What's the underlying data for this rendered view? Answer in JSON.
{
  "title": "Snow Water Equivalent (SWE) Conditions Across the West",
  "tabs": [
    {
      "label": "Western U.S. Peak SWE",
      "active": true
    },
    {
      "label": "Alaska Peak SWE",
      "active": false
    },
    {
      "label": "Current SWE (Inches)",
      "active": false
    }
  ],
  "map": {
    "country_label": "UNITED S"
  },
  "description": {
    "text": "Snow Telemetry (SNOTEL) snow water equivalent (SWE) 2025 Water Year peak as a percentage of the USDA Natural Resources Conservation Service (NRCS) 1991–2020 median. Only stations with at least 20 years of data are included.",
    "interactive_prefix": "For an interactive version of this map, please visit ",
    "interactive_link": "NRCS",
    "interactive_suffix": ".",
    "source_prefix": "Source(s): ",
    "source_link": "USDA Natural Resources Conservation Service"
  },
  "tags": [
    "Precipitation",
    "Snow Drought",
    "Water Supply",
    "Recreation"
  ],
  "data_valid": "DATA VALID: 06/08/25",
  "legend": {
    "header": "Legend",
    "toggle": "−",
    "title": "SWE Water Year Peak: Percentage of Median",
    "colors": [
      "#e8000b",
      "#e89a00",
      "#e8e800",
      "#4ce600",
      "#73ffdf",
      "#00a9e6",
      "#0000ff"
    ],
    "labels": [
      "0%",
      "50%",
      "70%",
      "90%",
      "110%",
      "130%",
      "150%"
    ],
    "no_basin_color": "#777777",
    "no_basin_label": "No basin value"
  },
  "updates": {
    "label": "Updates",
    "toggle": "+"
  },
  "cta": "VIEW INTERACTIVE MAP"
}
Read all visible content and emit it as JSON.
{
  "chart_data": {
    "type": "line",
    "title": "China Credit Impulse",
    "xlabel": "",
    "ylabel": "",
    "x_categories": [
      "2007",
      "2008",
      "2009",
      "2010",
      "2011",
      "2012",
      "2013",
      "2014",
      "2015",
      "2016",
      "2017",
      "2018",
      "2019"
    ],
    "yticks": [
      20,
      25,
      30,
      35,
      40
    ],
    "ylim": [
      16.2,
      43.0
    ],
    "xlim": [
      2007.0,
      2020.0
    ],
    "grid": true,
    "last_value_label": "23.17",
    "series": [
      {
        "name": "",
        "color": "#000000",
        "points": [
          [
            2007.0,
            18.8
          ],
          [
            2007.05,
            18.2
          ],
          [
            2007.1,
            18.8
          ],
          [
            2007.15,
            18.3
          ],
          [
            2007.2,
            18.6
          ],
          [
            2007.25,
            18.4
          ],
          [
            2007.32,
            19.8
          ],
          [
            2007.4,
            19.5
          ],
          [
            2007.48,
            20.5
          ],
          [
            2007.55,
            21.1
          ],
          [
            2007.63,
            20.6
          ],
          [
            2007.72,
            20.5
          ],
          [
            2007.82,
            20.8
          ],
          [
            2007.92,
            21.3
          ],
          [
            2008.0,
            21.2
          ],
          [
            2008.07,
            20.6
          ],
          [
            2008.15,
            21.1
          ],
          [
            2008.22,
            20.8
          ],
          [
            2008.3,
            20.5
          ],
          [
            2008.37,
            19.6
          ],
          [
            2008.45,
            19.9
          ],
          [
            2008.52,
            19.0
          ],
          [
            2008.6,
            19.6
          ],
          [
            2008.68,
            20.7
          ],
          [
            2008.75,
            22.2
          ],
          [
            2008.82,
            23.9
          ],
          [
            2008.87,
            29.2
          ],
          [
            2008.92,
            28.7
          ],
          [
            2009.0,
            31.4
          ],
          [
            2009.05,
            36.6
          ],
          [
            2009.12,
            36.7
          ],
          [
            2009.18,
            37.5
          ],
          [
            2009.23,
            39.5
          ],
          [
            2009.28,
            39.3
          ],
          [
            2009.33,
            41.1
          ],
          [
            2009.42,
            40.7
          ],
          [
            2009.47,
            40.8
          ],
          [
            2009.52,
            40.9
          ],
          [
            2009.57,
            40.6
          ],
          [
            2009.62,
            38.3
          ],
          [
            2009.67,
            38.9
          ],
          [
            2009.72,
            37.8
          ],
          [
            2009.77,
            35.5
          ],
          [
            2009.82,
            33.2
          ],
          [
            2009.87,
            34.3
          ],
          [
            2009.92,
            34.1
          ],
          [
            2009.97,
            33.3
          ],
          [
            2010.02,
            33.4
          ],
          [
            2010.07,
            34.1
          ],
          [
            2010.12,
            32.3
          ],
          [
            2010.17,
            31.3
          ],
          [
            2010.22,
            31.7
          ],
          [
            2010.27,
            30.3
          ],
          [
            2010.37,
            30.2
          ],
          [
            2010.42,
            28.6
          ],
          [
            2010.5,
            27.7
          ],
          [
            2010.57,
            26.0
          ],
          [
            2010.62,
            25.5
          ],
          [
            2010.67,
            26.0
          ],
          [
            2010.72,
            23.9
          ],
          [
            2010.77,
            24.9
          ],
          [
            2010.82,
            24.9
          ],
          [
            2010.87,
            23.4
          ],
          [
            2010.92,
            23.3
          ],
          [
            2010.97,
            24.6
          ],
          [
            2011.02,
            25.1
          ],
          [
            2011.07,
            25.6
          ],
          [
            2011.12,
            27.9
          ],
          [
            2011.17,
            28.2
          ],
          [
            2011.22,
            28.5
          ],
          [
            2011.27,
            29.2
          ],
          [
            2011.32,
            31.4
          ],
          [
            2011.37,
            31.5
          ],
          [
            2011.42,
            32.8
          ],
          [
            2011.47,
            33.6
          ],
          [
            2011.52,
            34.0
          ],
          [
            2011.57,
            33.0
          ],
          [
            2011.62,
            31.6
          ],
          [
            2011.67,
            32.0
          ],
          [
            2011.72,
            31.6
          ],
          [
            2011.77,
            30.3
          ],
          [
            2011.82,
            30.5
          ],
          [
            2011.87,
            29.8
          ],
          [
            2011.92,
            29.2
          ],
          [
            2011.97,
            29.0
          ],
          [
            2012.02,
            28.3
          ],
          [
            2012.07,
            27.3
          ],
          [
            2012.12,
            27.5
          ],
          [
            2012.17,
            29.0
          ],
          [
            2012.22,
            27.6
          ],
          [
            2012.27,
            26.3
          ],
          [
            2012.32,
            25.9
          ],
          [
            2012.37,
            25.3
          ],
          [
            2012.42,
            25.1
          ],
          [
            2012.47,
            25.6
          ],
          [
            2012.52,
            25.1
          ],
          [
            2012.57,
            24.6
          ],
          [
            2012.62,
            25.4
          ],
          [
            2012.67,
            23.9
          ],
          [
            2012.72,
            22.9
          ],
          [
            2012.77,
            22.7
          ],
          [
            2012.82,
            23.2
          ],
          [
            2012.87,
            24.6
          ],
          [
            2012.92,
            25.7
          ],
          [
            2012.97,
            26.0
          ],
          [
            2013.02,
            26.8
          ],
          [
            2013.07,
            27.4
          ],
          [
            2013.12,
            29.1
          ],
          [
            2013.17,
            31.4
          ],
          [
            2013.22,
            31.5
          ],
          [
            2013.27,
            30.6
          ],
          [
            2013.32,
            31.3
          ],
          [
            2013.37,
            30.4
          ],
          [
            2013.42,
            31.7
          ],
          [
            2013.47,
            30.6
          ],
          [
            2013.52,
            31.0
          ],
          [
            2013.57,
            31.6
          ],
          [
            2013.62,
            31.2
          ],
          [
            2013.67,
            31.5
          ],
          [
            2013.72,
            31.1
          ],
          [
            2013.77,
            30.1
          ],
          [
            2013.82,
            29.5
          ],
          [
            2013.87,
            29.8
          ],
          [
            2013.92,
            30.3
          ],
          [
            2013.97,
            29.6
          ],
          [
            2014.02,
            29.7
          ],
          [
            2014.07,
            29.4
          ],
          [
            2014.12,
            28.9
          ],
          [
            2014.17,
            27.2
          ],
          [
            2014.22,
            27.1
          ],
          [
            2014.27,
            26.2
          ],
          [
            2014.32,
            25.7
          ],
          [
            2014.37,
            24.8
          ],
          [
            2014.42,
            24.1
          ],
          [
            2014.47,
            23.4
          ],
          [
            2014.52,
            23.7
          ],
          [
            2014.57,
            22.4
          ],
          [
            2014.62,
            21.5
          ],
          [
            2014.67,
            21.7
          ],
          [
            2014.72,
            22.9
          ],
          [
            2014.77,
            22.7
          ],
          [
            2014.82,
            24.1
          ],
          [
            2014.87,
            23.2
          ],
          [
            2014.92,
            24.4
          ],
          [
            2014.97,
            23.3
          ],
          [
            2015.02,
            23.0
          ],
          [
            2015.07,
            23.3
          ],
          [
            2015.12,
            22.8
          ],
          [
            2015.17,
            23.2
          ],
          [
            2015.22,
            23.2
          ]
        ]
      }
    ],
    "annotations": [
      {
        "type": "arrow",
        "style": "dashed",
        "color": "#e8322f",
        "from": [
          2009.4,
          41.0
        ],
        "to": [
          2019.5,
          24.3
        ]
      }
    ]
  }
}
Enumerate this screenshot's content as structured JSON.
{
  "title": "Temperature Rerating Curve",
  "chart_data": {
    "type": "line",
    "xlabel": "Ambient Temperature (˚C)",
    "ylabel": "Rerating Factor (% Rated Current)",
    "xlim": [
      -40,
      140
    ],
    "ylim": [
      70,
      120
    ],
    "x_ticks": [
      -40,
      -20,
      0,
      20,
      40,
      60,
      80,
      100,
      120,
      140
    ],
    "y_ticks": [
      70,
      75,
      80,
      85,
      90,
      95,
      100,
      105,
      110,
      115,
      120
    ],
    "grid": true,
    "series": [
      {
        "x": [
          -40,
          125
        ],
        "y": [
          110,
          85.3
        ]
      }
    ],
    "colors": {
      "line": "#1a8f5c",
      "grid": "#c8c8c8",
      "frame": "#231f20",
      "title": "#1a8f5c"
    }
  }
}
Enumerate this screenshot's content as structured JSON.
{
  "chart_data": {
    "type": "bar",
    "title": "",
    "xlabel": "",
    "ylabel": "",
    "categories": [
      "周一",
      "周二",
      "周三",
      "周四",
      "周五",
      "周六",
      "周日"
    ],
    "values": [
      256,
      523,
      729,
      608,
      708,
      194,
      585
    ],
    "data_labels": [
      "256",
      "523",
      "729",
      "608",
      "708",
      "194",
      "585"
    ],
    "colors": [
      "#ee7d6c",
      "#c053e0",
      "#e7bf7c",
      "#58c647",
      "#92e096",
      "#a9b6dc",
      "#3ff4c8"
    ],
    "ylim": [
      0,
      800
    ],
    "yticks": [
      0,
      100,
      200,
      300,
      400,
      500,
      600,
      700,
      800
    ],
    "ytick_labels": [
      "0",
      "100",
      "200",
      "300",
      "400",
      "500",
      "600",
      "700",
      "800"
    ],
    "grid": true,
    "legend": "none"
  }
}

#####

From the entries above, collect every line with the string "NRCS" in it.

Full solution →
    "text": "Snow Telemetry (SNOTEL) snow water equivalent (SWE) 2025 Water Year peak as a percentage of the USDA Natural Resources Conservation Service (NRCS) 1991–2020 median. Only stations with at least 20 years of data are included.",
    "interactive_link": "NRCS",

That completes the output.